Dataset records:
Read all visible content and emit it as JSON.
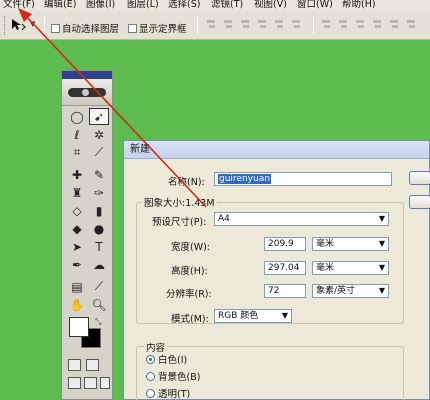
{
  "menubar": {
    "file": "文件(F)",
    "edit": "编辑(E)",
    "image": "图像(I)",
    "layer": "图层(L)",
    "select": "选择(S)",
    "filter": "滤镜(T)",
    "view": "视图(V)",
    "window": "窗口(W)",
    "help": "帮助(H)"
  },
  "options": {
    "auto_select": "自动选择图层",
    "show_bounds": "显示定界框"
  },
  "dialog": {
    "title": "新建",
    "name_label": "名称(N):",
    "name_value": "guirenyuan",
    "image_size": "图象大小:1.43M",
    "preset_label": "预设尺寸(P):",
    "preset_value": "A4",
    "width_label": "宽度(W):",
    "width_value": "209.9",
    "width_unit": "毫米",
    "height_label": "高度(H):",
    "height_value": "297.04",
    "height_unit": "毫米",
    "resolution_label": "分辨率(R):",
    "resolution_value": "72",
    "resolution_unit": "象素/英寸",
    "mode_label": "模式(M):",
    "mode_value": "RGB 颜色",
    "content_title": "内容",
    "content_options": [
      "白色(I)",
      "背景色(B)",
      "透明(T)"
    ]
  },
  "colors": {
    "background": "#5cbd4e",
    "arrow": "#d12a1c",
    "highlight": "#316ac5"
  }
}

(YOUR OBJECTIVE): Images do not belong in the copy; reproduce all other parts of the records above verbatim.

(EXPECTED ANSWER):
Read all visible content and emit it as JSON.
{
  "menubar": {
    "file": "文件(F)",
    "edit": "编辑(E)",
    "image": "图像(I)",
    "layer": "图层(L)",
    "select": "选择(S)",
    "filter": "滤镜(T)",
    "view": "视图(V)",
    "window": "窗口(W)",
    "help": "帮助(H)"
  },
  "options": {
    "auto_select": "自动选择图层",
    "show_bounds": "显示定界框"
  },
  "dialog": {
    "title": "新建",
    "name_label": "名称(N):",
    "name_value": "guirenyuan",
    "image_size": "图象大小:1.43M",
    "preset_label": "预设尺寸(P):",
    "preset_value": "A4",
    "width_label": "宽度(W):",
    "width_value": "209.9",
    "width_unit": "毫米",
    "height_label": "高度(H):",
    "height_value": "297.04",
    "height_unit": "毫米",
    "resolution_label": "分辨率(R):",
    "resolution_value": "72",
    "resolution_unit": "象素/英寸",
    "mode_label": "模式(M):",
    "mode_value": "RGB 颜色",
    "content_title": "内容",
    "content_options": [
      "白色(I)",
      "背景色(B)",
      "透明(T)"
    ]
  },
  "colors": {
    "background": "#5cbd4e",
    "arrow": "#d12a1c",
    "highlight": "#316ac5"
  }
}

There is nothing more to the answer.